§ TASK DETAILS
Find how many lines in the data below mention "Boulogne". Give the number only.
* START DATASET RECORDS *
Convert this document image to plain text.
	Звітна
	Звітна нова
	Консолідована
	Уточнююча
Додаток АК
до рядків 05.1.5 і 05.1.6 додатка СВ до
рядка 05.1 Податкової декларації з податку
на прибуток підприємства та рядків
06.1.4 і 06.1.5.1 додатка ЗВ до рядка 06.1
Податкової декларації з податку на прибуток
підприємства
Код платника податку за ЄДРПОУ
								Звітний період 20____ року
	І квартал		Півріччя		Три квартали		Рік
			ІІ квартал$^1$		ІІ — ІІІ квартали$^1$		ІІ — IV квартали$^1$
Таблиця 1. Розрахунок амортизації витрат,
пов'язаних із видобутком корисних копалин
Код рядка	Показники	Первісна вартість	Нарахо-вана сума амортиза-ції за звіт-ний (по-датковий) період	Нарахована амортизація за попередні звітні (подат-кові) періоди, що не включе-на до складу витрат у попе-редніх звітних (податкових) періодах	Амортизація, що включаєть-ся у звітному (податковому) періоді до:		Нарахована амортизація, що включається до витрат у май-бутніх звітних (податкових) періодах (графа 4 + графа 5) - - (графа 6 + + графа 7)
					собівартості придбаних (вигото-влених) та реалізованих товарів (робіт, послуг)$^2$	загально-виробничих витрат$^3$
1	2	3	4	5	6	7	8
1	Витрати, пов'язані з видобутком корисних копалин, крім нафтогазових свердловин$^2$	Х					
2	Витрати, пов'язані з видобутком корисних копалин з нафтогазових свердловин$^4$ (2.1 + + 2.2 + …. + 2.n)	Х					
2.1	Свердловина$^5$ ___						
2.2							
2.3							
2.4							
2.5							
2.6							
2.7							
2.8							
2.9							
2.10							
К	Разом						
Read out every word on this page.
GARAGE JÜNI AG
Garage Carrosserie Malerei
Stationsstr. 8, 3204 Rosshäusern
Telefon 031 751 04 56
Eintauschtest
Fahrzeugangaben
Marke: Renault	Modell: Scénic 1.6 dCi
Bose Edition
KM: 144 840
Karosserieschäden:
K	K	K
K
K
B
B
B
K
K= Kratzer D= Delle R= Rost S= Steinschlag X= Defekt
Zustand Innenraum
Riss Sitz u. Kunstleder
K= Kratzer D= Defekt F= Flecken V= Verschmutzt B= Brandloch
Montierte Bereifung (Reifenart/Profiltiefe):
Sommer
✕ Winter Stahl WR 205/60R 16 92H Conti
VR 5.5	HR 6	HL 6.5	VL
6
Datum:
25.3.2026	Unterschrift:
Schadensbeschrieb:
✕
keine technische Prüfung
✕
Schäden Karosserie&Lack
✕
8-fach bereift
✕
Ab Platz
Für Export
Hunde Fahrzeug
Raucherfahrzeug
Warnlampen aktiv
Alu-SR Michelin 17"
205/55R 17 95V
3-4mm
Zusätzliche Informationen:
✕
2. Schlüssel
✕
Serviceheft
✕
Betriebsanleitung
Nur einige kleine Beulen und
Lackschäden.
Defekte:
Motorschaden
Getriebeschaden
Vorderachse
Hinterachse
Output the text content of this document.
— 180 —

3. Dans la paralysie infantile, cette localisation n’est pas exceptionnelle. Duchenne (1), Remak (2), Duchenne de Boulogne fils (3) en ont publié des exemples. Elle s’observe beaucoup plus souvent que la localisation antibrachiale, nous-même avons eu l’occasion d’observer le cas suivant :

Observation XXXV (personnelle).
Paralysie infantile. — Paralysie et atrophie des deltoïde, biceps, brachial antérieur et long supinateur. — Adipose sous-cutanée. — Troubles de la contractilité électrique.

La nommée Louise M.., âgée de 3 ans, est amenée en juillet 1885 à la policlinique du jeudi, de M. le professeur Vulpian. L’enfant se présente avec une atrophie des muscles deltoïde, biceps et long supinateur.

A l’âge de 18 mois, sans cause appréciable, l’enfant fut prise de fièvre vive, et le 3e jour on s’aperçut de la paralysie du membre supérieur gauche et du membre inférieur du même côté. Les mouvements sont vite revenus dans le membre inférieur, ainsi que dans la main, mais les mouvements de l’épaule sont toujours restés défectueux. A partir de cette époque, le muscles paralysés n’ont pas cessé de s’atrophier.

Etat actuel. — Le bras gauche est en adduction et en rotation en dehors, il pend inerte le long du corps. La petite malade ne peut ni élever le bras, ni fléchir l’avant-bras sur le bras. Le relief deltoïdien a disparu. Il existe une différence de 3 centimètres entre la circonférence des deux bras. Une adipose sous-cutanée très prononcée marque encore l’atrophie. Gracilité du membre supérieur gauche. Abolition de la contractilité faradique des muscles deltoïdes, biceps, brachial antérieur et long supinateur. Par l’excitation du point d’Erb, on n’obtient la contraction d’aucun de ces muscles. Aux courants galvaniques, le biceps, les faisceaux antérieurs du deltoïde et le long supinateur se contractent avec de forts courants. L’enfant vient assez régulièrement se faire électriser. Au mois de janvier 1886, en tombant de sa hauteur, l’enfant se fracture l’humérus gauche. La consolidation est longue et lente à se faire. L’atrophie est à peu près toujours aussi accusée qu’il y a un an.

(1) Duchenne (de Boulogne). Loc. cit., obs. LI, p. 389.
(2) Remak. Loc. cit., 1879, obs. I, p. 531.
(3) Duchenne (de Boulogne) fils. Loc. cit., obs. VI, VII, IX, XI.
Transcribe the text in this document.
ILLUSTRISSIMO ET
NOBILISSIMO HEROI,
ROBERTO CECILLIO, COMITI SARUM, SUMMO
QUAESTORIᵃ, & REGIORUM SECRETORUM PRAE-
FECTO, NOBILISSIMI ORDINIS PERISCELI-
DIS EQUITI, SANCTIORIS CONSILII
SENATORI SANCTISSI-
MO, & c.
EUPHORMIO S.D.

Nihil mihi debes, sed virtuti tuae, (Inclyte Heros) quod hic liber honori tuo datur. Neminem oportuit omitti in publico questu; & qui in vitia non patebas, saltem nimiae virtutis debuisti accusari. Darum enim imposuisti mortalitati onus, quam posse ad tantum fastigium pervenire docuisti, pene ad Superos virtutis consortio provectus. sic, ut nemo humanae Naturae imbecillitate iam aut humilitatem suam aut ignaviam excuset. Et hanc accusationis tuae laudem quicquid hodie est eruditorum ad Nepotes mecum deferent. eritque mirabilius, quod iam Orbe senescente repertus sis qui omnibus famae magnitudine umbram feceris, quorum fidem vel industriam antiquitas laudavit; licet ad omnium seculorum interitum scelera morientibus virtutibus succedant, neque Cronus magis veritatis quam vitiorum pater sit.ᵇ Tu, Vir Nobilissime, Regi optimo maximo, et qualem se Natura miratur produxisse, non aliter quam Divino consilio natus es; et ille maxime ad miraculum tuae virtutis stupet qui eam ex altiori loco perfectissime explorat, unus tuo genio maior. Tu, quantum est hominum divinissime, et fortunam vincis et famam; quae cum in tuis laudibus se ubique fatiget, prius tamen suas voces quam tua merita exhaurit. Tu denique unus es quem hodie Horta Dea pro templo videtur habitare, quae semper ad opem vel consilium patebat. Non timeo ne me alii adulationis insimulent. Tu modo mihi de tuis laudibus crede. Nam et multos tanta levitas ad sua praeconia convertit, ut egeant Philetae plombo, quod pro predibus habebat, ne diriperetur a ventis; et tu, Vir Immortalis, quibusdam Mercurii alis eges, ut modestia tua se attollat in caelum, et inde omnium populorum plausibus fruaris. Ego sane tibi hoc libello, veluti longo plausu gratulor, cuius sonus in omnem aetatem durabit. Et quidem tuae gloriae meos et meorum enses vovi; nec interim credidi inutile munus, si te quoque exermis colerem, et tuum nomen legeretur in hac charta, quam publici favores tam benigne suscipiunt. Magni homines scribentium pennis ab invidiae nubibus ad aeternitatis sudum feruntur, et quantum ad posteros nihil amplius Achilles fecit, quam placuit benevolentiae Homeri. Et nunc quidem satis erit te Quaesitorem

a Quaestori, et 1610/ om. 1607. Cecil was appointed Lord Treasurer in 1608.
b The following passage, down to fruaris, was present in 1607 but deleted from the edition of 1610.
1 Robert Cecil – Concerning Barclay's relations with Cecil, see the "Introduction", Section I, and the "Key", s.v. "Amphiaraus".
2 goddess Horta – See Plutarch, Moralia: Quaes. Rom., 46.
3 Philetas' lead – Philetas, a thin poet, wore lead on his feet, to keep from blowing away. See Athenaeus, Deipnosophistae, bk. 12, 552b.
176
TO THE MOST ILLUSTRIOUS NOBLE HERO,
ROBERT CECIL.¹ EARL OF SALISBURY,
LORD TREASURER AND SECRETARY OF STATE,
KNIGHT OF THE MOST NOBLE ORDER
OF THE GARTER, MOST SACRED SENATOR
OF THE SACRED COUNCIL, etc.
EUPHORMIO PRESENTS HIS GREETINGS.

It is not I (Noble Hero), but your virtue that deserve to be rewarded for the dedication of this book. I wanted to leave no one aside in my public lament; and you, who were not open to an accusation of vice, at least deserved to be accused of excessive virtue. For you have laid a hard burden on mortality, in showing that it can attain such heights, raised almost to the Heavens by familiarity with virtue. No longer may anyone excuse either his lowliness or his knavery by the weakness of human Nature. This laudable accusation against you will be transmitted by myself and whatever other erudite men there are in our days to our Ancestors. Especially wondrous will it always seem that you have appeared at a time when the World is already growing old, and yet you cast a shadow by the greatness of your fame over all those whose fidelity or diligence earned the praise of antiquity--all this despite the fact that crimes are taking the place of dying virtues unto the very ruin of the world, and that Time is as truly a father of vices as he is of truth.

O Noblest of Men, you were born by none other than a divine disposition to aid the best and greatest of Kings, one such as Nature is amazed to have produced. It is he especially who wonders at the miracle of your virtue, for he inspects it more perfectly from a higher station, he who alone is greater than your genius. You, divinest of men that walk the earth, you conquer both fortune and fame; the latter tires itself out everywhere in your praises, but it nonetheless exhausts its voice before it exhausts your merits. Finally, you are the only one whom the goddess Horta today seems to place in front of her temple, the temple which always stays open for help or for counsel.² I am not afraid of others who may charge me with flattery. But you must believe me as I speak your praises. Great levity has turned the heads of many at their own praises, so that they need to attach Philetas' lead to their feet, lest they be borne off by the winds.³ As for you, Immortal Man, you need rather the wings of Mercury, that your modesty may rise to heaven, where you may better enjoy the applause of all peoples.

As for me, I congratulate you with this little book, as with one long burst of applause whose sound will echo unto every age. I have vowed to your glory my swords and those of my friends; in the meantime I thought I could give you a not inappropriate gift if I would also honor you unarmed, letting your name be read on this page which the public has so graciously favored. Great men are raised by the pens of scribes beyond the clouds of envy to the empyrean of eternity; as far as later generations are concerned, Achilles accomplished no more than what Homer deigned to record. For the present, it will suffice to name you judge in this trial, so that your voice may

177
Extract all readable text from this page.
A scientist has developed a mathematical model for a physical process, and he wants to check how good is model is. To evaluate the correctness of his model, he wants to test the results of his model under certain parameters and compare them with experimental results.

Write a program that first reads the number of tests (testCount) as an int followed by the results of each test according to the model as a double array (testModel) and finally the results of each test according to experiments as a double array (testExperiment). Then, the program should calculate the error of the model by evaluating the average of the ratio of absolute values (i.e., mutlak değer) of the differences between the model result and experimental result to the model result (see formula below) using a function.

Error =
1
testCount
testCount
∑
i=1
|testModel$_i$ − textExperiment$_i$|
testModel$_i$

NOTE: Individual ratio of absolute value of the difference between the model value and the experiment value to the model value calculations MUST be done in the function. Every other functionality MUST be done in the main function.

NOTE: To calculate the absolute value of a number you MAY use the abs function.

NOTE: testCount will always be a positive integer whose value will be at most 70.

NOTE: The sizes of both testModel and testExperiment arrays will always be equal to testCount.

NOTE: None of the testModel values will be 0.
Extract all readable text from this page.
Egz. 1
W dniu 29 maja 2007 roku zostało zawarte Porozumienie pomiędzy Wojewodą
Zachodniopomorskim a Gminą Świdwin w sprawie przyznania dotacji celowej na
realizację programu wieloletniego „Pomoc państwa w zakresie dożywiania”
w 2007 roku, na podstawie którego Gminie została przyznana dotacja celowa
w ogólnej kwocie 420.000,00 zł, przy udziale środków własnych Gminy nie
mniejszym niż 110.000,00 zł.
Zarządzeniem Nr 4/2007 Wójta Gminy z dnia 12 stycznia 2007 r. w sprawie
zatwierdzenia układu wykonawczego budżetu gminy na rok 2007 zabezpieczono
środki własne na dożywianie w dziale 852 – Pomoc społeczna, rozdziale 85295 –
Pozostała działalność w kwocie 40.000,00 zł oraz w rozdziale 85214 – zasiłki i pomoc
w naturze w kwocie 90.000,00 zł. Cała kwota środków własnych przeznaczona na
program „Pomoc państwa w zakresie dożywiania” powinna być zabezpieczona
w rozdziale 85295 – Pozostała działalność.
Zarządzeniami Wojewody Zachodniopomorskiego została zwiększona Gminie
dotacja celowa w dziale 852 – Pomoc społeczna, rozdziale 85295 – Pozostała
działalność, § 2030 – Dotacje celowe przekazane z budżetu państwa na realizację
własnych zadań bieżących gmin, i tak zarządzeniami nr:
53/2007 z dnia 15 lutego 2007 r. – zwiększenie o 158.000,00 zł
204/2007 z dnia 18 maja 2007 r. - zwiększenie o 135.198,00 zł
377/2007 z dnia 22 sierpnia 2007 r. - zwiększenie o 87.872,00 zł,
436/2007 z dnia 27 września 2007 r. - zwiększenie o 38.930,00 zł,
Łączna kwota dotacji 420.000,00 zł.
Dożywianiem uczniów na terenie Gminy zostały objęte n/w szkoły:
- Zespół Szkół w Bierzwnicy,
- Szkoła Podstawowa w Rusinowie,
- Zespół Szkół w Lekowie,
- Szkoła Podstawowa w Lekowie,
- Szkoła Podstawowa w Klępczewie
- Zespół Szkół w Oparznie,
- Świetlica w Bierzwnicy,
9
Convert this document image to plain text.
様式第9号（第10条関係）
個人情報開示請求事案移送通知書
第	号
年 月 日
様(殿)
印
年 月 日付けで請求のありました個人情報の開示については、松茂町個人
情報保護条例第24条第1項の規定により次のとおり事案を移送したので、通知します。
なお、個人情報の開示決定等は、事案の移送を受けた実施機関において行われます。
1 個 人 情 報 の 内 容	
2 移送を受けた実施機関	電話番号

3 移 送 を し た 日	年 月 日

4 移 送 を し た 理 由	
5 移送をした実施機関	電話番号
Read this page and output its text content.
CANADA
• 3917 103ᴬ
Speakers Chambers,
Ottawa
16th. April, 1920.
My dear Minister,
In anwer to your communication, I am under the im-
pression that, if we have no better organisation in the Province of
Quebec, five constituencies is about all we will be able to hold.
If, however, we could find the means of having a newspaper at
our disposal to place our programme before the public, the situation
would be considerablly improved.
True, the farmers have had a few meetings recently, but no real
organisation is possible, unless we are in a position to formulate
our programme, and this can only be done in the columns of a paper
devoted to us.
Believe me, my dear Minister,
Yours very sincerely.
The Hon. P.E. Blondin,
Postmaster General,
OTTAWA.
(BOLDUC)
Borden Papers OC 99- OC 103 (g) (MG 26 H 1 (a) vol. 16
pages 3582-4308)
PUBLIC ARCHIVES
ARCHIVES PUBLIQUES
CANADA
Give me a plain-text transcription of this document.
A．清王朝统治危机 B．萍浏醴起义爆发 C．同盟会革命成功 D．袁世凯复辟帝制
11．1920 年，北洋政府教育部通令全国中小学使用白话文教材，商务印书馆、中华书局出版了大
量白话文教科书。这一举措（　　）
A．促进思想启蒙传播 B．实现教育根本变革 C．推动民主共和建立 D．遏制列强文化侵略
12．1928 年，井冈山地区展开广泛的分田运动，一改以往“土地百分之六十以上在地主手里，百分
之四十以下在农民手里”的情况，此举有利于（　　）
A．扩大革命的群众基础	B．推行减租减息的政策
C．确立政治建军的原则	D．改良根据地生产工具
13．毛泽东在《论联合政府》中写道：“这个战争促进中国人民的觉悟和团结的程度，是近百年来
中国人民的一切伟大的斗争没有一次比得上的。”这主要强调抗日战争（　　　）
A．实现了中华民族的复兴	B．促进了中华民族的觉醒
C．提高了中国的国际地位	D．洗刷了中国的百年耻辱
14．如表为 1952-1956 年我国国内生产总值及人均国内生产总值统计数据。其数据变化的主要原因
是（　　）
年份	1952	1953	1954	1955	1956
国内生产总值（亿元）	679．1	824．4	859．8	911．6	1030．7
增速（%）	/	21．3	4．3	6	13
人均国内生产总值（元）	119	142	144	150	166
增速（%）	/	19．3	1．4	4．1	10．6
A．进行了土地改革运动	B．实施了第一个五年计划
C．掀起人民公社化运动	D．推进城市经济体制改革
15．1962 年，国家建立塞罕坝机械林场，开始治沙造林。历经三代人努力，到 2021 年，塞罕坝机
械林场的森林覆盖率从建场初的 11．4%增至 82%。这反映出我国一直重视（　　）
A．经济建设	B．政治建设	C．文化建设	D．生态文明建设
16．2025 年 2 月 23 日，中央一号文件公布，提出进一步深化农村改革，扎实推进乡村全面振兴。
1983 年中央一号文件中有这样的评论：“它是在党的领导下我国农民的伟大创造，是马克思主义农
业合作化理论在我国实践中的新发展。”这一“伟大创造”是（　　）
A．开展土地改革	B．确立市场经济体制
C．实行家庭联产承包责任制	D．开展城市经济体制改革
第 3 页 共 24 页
* END DATASET RECORDS *
§ COMPLETE RESPONSE
3